The records below must be written out exactly, with every picture left behind.

---*---

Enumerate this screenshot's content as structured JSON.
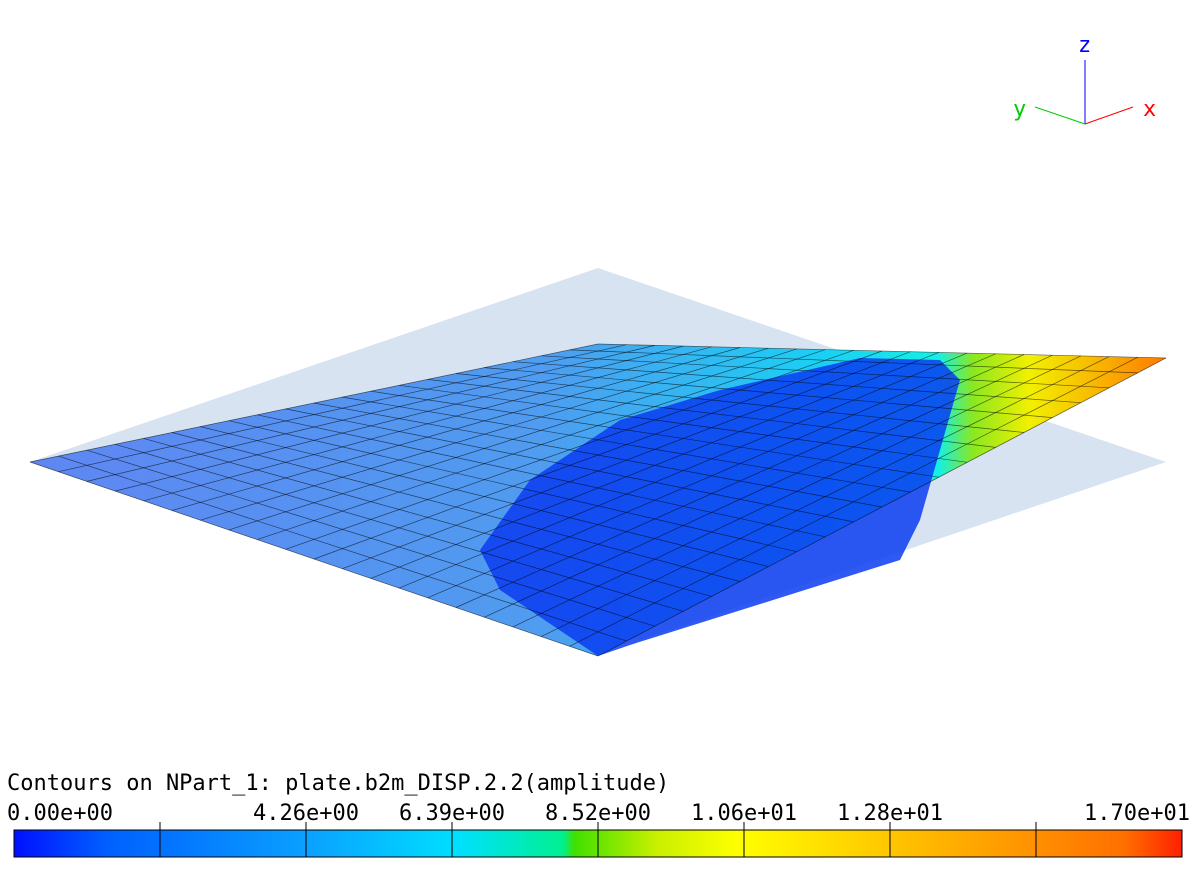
{
  "triad": {
    "x": "x",
    "y": "y",
    "z": "z"
  },
  "legend": {
    "title": "Contours on NPart_1: plate.b2m_DISP.2.2(amplitude)",
    "labels": [
      "0.00e+00",
      "4.26e+00",
      "6.39e+00",
      "8.52e+00",
      "1.06e+01",
      "1.28e+01",
      "1.70e+01"
    ]
  }
}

---*---

- COMPLETE ANSWER -
Enumerate this screenshot's content as structured JSON.
{
  "triad": {
    "x": "x",
    "y": "y",
    "z": "z"
  },
  "legend": {
    "title": "Contours on NPart_1: plate.b2m_DISP.2.2(amplitude)",
    "labels": [
      "0.00e+00",
      "4.26e+00",
      "6.39e+00",
      "8.52e+00",
      "1.06e+01",
      "1.28e+01",
      "1.70e+01"
    ]
  }
}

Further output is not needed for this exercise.